EXERCISE DETAILS → Using the data below, copy every line that contains the word "proche".

■ ■ ■

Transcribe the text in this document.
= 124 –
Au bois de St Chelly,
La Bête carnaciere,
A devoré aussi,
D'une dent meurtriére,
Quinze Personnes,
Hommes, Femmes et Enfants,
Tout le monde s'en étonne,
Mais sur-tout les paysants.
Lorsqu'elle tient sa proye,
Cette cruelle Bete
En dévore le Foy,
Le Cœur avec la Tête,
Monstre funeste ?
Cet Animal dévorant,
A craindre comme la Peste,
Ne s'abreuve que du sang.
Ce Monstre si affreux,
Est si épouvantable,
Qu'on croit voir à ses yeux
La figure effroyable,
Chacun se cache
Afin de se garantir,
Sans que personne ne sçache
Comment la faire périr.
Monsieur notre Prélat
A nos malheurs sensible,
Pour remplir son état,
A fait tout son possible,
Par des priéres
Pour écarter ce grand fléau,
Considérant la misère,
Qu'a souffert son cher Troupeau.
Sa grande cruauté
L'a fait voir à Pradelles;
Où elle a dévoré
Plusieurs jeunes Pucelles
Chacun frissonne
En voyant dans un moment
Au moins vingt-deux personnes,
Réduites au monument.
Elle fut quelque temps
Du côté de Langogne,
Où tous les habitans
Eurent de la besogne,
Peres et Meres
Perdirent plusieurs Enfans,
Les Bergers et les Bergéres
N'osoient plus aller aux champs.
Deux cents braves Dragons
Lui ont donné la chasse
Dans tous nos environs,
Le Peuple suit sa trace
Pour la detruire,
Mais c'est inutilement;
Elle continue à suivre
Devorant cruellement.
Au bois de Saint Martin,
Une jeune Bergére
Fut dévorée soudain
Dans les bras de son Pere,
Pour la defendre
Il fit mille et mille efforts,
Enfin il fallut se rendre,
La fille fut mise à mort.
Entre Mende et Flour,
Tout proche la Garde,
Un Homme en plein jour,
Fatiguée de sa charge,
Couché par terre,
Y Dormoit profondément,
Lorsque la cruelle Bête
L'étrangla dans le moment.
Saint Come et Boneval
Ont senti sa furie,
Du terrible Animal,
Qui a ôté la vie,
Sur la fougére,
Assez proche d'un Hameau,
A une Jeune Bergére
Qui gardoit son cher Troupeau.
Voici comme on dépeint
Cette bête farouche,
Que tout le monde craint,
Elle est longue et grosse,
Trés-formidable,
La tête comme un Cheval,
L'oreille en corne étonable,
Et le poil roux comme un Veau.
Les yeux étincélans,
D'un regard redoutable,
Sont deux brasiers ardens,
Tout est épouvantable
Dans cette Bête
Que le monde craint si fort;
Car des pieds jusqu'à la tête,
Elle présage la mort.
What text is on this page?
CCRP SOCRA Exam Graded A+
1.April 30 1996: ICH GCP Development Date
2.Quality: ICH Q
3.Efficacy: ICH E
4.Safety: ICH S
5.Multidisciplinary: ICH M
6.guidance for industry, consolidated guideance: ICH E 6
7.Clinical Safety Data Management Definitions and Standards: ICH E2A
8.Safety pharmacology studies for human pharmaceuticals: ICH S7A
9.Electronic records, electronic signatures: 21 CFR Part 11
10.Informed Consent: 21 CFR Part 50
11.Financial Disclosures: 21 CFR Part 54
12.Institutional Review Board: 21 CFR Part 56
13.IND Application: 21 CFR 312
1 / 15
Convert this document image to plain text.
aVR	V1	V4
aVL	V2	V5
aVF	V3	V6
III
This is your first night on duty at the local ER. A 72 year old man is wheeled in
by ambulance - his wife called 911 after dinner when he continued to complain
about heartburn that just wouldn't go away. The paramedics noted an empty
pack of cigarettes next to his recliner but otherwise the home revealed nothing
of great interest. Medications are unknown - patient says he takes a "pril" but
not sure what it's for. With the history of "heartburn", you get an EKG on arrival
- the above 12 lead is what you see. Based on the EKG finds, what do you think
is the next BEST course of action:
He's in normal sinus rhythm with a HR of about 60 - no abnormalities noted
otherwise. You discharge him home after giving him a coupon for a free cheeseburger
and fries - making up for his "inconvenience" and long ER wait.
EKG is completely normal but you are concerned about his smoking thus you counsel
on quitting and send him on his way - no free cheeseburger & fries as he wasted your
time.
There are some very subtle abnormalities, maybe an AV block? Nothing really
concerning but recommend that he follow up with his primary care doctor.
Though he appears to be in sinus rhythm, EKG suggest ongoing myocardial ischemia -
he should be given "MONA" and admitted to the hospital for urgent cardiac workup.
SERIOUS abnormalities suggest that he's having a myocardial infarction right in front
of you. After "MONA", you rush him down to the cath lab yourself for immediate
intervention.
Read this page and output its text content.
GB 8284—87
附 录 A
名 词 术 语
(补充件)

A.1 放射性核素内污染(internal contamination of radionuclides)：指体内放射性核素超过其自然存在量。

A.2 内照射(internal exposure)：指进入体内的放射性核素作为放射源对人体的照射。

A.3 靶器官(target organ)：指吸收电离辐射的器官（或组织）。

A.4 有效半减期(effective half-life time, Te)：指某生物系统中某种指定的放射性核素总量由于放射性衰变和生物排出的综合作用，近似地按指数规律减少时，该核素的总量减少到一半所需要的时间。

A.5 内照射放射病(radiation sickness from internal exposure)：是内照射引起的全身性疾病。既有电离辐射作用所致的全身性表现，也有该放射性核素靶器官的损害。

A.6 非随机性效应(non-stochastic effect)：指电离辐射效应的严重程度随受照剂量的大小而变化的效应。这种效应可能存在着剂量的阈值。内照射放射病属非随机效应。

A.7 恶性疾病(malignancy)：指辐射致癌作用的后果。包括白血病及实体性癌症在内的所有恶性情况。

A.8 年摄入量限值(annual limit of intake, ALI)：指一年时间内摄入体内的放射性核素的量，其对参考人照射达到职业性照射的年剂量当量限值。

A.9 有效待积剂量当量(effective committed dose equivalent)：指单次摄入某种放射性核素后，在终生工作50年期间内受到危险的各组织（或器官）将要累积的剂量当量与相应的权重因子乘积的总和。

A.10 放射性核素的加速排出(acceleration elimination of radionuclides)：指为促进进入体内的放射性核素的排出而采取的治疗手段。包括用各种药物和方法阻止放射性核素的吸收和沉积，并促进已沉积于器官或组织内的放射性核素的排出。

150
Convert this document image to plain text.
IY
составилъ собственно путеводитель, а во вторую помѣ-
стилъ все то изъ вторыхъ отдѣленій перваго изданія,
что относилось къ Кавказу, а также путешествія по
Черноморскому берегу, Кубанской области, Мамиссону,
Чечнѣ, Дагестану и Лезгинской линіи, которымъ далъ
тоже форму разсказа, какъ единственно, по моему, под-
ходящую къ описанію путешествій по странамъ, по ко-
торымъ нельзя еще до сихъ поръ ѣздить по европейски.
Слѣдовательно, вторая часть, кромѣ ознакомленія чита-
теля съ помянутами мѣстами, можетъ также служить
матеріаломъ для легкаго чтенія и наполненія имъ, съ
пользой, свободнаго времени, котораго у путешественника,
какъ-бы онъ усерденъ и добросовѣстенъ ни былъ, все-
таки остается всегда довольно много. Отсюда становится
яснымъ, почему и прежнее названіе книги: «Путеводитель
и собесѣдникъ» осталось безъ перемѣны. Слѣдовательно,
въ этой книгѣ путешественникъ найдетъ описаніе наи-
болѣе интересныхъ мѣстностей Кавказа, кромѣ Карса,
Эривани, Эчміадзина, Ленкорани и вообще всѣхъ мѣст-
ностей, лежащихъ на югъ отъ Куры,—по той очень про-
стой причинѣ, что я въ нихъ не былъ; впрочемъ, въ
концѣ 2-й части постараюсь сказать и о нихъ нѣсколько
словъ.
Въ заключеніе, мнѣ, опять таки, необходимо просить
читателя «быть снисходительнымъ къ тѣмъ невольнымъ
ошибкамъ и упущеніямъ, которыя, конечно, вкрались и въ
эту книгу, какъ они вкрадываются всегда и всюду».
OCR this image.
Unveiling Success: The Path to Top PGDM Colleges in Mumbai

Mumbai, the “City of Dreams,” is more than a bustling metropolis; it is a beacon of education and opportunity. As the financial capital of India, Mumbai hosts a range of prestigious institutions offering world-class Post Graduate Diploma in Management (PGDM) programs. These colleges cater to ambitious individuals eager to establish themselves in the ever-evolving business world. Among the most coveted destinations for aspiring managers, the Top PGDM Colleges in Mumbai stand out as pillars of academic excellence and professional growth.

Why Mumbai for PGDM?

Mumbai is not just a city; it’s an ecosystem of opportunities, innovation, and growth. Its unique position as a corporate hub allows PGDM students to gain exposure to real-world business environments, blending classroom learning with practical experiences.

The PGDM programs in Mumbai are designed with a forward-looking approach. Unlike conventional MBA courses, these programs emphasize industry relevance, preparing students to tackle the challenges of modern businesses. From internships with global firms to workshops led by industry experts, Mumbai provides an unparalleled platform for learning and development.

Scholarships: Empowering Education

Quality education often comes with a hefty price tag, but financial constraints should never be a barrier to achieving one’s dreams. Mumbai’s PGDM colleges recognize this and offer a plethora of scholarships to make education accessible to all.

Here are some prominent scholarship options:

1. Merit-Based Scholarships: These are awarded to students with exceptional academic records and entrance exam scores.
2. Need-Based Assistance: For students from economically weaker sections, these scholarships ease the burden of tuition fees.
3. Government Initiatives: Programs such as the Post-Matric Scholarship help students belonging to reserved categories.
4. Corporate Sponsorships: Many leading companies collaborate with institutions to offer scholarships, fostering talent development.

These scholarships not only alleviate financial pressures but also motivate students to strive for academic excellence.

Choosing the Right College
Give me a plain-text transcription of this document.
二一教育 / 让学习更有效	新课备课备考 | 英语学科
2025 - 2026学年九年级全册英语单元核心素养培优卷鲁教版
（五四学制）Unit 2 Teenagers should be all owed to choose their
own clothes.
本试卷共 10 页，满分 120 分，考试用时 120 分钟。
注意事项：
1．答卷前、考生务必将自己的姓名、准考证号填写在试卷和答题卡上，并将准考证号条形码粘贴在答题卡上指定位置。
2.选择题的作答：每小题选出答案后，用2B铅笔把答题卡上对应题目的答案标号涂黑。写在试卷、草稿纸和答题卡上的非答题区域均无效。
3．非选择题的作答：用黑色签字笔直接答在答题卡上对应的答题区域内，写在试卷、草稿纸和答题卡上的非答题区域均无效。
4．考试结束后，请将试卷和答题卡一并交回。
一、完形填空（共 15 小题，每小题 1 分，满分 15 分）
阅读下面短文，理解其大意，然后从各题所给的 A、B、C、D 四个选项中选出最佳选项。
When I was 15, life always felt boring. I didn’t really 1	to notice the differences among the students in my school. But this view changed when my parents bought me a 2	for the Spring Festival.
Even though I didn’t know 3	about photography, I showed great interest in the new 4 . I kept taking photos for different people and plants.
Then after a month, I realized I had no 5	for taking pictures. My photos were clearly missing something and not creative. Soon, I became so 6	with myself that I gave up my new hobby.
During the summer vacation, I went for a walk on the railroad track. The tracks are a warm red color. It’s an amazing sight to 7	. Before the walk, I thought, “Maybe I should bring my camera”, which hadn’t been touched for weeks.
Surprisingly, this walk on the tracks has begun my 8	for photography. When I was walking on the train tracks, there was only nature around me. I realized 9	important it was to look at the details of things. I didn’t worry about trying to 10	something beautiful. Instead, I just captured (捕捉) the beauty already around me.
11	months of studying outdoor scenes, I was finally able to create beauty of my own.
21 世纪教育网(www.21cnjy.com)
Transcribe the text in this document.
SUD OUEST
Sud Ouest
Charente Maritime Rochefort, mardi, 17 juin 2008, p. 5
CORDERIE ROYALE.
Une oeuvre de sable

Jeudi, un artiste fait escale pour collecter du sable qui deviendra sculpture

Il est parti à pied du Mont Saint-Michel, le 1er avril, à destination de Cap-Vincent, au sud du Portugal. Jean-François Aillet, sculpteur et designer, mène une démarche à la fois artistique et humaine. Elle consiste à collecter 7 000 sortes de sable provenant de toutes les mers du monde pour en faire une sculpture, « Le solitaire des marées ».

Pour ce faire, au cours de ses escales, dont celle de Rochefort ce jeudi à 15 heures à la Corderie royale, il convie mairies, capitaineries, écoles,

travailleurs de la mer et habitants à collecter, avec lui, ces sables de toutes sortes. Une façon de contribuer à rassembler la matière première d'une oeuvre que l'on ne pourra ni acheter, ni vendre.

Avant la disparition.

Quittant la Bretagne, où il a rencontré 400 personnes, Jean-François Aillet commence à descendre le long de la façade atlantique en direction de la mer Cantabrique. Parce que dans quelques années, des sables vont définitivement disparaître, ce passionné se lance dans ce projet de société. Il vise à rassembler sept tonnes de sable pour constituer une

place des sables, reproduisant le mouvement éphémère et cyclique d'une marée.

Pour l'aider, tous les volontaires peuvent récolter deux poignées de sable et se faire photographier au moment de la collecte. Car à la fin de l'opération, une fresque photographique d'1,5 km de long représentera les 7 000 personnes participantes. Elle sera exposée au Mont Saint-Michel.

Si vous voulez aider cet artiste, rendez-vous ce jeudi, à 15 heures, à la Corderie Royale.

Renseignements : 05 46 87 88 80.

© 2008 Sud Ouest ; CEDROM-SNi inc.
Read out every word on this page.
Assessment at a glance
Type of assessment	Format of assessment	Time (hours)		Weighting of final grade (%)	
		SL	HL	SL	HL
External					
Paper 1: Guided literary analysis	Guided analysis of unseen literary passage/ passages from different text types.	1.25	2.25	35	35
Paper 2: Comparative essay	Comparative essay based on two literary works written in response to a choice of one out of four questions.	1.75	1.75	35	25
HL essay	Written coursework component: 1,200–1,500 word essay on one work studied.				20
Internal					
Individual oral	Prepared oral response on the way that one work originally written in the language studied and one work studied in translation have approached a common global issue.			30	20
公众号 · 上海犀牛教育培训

■ ■ ■

FULL SOLUTION →
Tout proche la Garde,
Assez proche d'un Hameau,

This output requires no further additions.